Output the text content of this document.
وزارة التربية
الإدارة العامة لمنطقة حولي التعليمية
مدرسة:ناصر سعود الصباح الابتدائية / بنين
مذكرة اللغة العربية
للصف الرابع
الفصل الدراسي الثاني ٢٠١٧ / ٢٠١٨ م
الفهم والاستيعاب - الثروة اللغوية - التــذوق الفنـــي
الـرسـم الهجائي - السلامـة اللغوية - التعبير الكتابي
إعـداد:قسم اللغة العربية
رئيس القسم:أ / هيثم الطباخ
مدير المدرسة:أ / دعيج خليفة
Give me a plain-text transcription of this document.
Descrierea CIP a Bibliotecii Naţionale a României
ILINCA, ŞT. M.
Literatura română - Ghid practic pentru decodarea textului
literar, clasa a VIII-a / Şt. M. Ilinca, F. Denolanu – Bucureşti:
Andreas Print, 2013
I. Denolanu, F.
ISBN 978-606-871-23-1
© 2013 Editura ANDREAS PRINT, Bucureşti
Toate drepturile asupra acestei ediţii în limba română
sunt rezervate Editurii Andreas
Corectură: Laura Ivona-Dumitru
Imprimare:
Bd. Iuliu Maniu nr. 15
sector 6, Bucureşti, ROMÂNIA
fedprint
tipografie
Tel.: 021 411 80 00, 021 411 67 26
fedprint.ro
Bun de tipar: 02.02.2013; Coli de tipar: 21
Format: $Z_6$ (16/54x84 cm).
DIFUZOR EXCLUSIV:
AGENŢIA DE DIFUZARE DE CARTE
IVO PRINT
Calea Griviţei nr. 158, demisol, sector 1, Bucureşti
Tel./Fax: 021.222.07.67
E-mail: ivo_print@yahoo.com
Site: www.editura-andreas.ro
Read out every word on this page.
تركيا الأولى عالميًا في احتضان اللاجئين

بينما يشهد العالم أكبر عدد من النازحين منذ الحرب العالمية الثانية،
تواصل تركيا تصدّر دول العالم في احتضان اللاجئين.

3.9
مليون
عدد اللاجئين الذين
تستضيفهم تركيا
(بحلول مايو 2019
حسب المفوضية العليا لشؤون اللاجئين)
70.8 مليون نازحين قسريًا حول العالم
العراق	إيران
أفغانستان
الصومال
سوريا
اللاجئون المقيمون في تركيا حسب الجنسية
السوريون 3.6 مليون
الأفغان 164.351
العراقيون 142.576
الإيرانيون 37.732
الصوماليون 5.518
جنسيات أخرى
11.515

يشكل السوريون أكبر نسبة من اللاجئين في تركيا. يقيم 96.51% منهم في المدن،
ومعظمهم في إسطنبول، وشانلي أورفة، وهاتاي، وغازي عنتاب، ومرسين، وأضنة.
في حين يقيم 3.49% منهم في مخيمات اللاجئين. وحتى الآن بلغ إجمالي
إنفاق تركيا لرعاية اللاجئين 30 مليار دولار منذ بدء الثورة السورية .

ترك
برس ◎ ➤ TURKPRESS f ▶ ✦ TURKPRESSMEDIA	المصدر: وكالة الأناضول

##########

Take the line in which "Read out every word on this page." occurs and each subsequent line through the end; give these lines again without alteration.

Read out every word on this page.
تركيا الأولى عالميًا في احتضان اللاجئين

بينما يشهد العالم أكبر عدد من النازحين منذ الحرب العالمية الثانية،
تواصل تركيا تصدّر دول العالم في احتضان اللاجئين.

3.9
مليون
عدد اللاجئين الذين
تستضيفهم تركيا
(بحلول مايو 2019
حسب المفوضية العليا لشؤون اللاجئين)
70.8 مليون نازحين قسريًا حول العالم
العراق	إيران
أفغانستان
الصومال
سوريا
اللاجئون المقيمون في تركيا حسب الجنسية
السوريون 3.6 مليون
الأفغان 164.351
العراقيون 142.576
الإيرانيون 37.732
الصوماليون 5.518
جنسيات أخرى
11.515

يشكل السوريون أكبر نسبة من اللاجئين في تركيا. يقيم 96.51% منهم في المدن،
ومعظمهم في إسطنبول، وشانلي أورفة، وهاتاي، وغازي عنتاب، ومرسين، وأضنة.
في حين يقيم 3.49% منهم في مخيمات اللاجئين. وحتى الآن بلغ إجمالي
إنفاق تركيا لرعاية اللاجئين 30 مليار دولار منذ بدء الثورة السورية .

ترك
برس ◎ ➤ TURKPRESS f ▶ ✦ TURKPRESSMEDIA	المصدر: وكالة الأناضول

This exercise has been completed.